PROMPT 1: Rewrite the records as a numbered list, from the first line of the records up to and including the line with "The strut cylinder 44 is at (192, 284).". Leave out blank lines and the pictures.

ARTICLE:
========================================
Don't Sleep, There Are Snakes: Life and Language in the Amazonian Jungle 
In November 2008, Everett's book on the culture and language of the Pirahã people, and what it was like to live among them, was published in the United Kingdom by Profile Books and in the United States by Pantheon Books. Blackwell's booksellers in the UK selected this as one of the best books of 2009 in the UK. National Public Radio selected it as one of the best books of 2009 in the US. Translations have appeared in German, French, and Korean, and others are due to appear in 2010 in Thai, and Mandarin. Although the book has been discussed widely on the internet for the chapter that discusses his abandonment of religious faith, it is mainly about doing scientific field research and the discoveries that this has led to about the grammar and culture of the Pirahã people. Don't Sleep, There Are Snakes was runner-up for the 2008 award for adult non-fiction from the Society of Midland Authors.

Language: The Cultural Tool 
This book develops an alternative to the view that language is innate. It argues that language is, like the bow and arrow, a tool to solve a common human problem, the need to communicate efficiently and effectively.

Dark Matter of the Mind: The Culturally Articulated Unconscious 
In this book, published by the University of Chicago Press, Everett reviews a great deal of philosophy, anthropology, linguistics, and cognitive science to argue that humans are molded by culture and that the idea of human nature is not a very good fit with the facts. He reiterates and supports Aristotle's claim that the mind is a blank slate and makes the case that the notion of the human self most compatible with the facts is the Buddhist concept of anātman.

How Language Began: The Story of Humanity's Greatest Invention 
In this work, Everett makes the case that Homo erectus invented language nearly two million years ago and that the subsequent species Homo neanderthalensis and Homo sapiens were born into a linguistic world.

Religious beliefs 
Influenced by the Pirahã's concept of truth, Everett's belief in Christianity slowly diminished and he became an atheist. He says that he was having serious doubts by 1982 and had abandoned all faith by 1985. He would not tell anyone about his atheism until the late 1990s; when he finally did, his marriage ended in divorce and two of his three children broke off all contact. However, by 2008 full contact and relations have been restored with his children, who now seem to accept his viewpoint on theism.

Selected publications

Books 
 How Language Began: The Story of Humanity's Greatest Invention (2017) Liveright (W.W. Norton).
========================================
DATA:
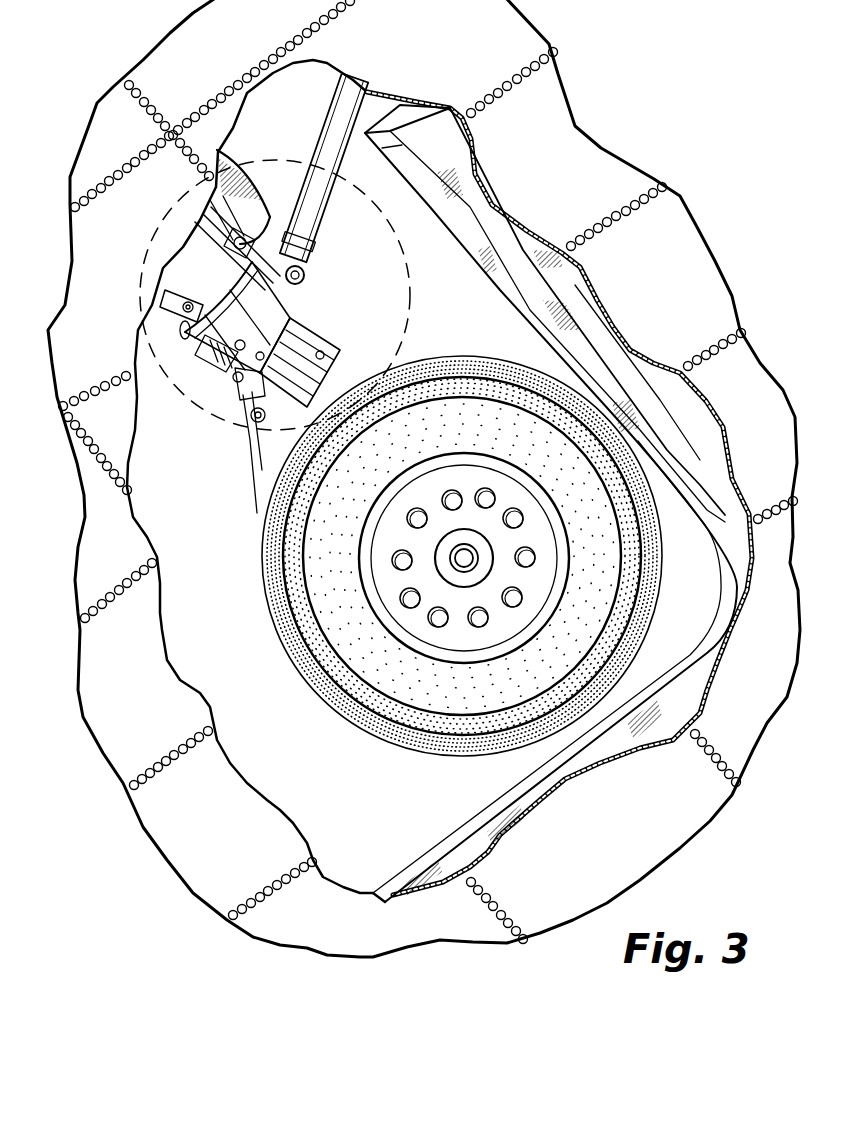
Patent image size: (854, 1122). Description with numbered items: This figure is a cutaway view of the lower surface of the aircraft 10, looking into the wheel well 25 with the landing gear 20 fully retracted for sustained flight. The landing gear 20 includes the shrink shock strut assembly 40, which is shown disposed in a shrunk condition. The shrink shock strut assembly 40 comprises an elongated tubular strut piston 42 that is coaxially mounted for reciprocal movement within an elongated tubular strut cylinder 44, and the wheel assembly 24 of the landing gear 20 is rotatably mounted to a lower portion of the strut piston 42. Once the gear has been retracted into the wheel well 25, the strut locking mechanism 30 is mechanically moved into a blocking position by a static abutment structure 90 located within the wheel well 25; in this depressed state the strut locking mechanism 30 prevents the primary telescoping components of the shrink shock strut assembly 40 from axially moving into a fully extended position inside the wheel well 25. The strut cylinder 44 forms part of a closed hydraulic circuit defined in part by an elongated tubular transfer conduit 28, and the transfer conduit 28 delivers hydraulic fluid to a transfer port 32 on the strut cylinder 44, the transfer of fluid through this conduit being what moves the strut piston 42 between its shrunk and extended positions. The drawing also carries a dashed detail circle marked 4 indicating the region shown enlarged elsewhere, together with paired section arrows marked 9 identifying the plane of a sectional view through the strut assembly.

The aircraft 10 is at (590, 168).
The landing gear 20 is at (233, 293).
The wheel assembly 24 is at (282, 658).
The wheel well 25 is at (508, 797).
The transfer conduit 28 is at (186, 288).
The strut locking mechanism 30 is at (268, 227).
The transfer port 32 is at (300, 315).
The shrink shock strut assembly 40 is at (203, 352).
The strut piston 42 is at (268, 455).
The strut cylinder 44 is at (192, 284).
The static abutment structure 90 is at (252, 197).
The detail view indicator 4 is at (410, 290).
The section view indicator 9 is at (237, 241).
========================================
PROMPT 2: Using the article on Everett's books, state whether each statement agrees with it, and quote the words that decide it: (a) National Public Radio picked Don't Sleep, There Are Snakes as one of the best books of 2009 in the US. (b) Don't Sleep, There Are Snakes won the 2008 award for adult non-fiction from the Society of Midland Authors. (c) Everett had abandoned all faith by 1982.

EXERCISE OUTPUT 1:
1. Patent image size: (854, 1122). Description with numbered items: This figure is a cutaway view of the lower surface of the aircraft 10, looking into the wheel well 25 with the landing gear 20 fully retracted for sustained flight. The landing gear 20 includes the shrink shock strut assembly 40, which is shown disposed in a shrunk condition. The shrink shock strut assembly 40 comprises an elongated tubular strut piston 42 that is coaxially mounted for reciprocal movement within an elongated tubular strut cylinder 44, and the wheel assembly 24 of the landing gear 20 is rotatably mounted to a lower portion of the strut piston 42. Once the gear has been retracted into the wheel well 25, the strut locking mechanism 30 is mechanically moved into a blocking position by a static abutment structure 90 located within the wheel well 25; in this depressed state the strut locking mechanism 30 prevents the primary telescoping components of the shrink shock strut assembly 40 from axially moving into a fully extended position inside the wheel well 25. The strut cylinder 44 forms part of a closed hydraulic circuit defined in part by an elongated tubular transfer conduit 28, and the transfer conduit 28 delivers hydraulic fluid to a transfer port 32 on the strut cylinder 44, the transfer of fluid through this conduit being what moves the strut piston 42 between its shrunk and extended positions. The drawing also carries a dashed detail circle marked 4 indicating the region shown enlarged elsewhere, together with paired section arrows marked 9 identifying the plane of a sectional view through the strut assembly.
2. The aircraft 10 is at (590, 168).
3. The landing gear 20 is at (233, 293).
4. The wheel assembly 24 is at (282, 658).
5. The wheel well 25 is at (508, 797).
6. The transfer conduit 28 is at (186, 288).
7. The strut locking mechanism 30 is at (268, 227).
8. The transfer port 32 is at (300, 315).
9. The shrink shock strut assembly 40 is at (203, 352).
10. The strut piston 42 is at (268, 455).
11. The strut cylinder 44 is at (192, 284).

EXERCISE OUTPUT 2:
(a) Yes: "National Public Radio selected it as one of the best books of 2009 in the US."
(b) No: "Don't Sleep, There Are Snakes was runner-up for the 2008 award for adult non-fiction from the Society of Midland Authors."
(c) No: "He says that he was having serious doubts by 1982 and had abandoned all faith by 1985."